[Document transcription data]
================
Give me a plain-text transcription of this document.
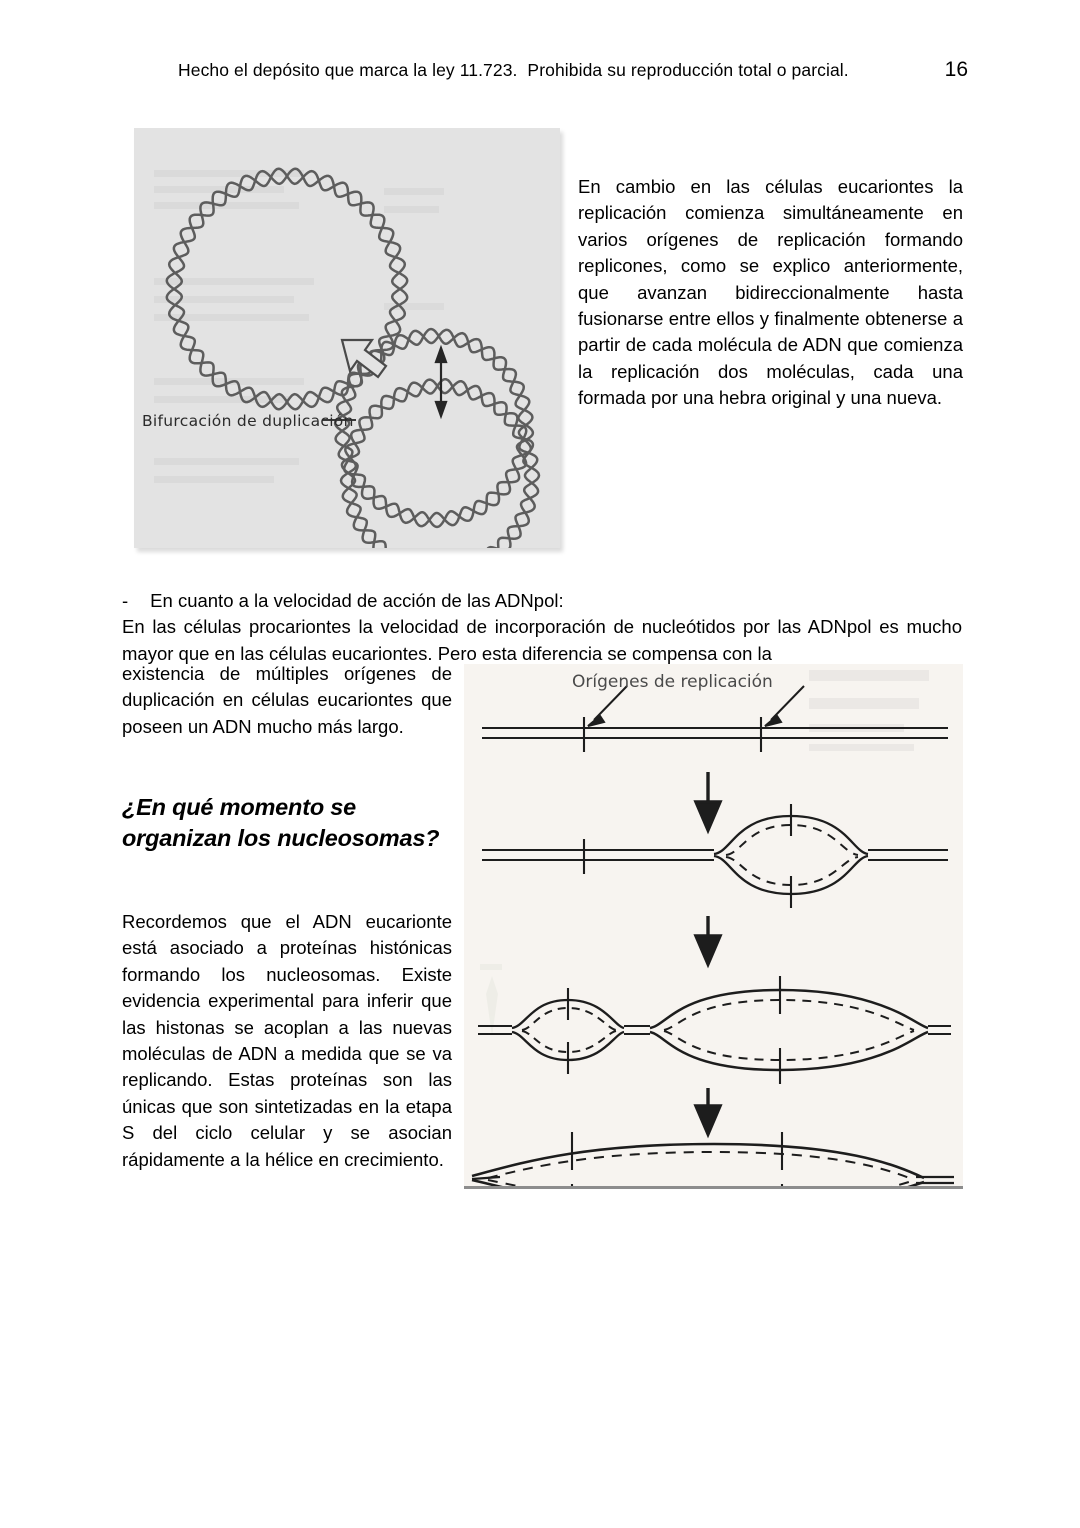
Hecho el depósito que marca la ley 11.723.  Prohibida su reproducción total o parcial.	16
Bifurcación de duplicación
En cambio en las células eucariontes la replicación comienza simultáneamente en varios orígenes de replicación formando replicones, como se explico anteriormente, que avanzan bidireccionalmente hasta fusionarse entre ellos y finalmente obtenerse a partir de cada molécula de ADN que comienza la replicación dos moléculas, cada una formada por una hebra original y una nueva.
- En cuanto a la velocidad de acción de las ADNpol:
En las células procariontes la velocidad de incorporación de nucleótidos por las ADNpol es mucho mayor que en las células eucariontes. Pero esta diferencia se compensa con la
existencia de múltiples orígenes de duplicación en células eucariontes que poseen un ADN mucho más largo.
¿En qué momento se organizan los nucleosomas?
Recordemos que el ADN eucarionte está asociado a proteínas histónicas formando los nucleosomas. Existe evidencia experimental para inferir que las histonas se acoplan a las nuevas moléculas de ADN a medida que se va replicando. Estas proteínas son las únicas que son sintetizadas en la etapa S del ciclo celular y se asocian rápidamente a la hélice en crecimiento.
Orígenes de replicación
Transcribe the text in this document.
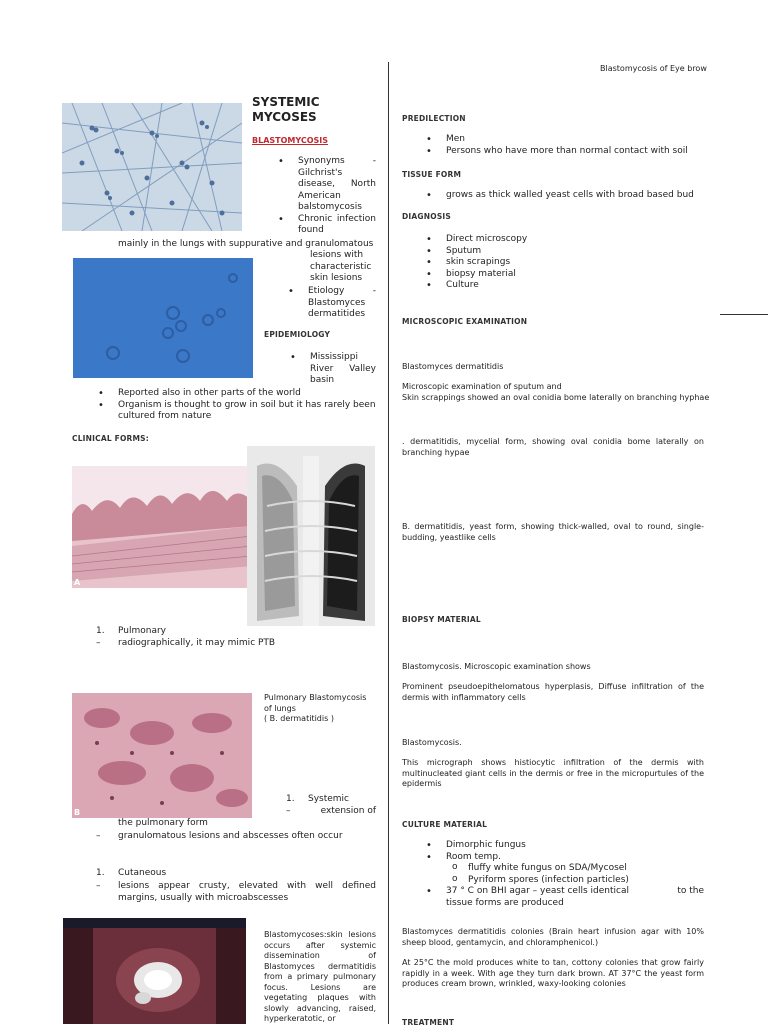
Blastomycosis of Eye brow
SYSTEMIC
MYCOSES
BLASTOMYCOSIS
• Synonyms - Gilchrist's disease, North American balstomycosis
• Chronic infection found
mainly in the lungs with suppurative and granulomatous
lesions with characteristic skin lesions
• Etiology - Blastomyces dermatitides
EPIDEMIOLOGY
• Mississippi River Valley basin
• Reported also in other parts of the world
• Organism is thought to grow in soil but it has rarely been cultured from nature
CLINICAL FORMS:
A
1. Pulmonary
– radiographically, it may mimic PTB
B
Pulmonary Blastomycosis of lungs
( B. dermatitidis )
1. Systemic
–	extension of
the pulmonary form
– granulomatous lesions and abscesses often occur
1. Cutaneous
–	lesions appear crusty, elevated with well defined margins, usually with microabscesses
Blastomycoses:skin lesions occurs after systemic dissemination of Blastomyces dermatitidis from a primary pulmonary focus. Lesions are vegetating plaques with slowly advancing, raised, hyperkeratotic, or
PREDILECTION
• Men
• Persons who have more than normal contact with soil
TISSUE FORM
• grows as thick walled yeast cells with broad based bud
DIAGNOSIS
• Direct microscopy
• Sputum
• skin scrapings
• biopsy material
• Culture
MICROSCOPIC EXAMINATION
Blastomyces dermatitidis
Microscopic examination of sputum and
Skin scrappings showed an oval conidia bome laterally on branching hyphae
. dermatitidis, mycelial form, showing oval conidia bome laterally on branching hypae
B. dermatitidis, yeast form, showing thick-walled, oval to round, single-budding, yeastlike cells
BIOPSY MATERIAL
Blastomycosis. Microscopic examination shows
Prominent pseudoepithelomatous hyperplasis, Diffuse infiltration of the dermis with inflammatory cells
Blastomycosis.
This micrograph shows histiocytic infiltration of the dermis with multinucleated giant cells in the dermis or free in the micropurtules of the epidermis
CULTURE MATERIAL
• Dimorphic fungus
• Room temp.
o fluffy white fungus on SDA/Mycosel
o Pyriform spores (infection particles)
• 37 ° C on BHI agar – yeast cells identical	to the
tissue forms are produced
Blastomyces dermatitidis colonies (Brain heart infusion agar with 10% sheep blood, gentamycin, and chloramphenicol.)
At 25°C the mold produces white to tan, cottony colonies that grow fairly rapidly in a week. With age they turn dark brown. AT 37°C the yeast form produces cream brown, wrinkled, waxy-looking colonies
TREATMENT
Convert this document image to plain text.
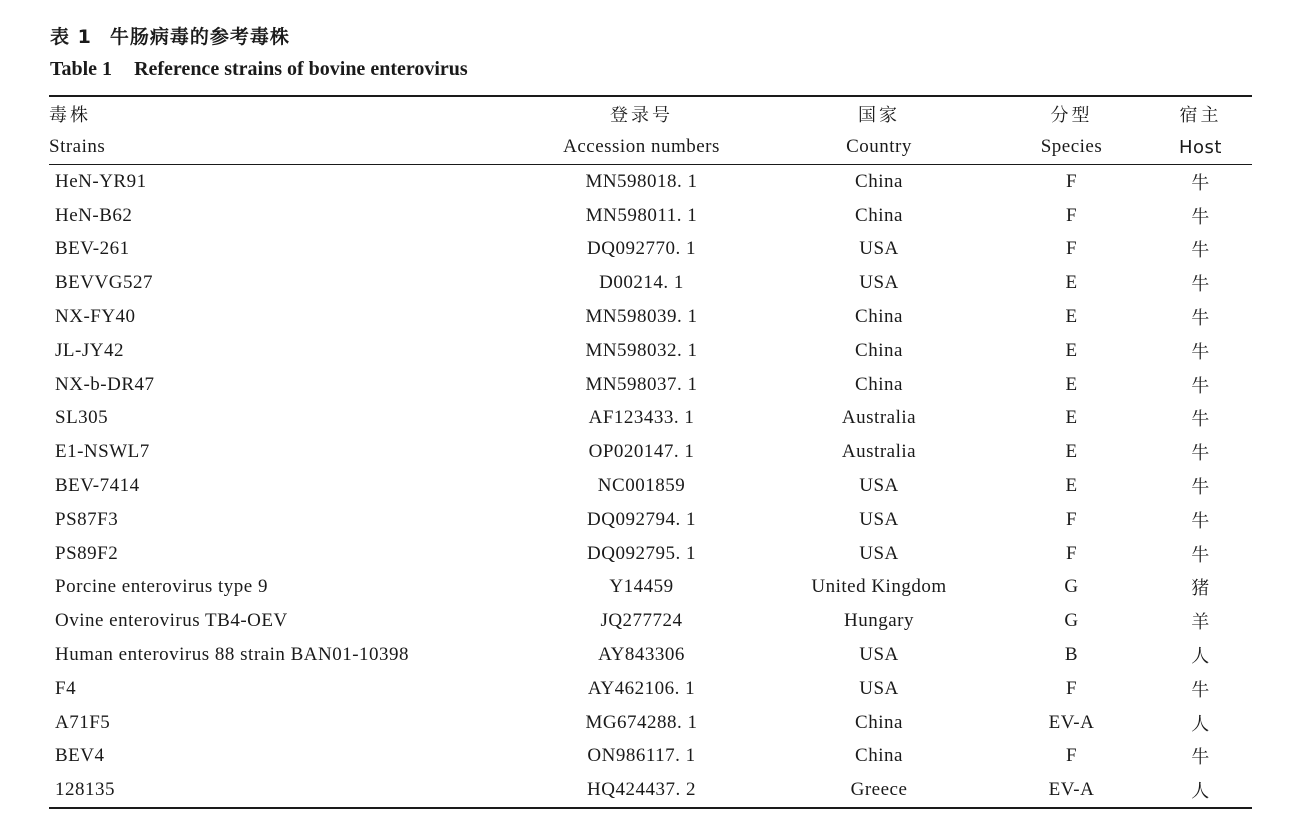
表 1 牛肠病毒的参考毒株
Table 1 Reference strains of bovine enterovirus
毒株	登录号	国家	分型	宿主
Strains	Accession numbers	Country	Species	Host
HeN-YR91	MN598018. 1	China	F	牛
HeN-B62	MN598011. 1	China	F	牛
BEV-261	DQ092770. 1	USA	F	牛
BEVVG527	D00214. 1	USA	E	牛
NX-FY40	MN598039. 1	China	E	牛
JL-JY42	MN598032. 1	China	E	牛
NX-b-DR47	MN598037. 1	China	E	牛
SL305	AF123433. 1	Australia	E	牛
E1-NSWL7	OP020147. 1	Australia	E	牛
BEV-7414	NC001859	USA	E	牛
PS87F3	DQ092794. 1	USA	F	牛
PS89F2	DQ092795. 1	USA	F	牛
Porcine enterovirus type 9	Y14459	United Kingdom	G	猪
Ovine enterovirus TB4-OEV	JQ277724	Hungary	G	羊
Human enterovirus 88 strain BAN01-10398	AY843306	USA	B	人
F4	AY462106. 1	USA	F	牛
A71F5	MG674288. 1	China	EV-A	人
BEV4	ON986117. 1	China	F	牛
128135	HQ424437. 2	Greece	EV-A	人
================
## Prompt
What is needed is a single number: how many lines of the data contain the word "infection".

## Output of the exercise
2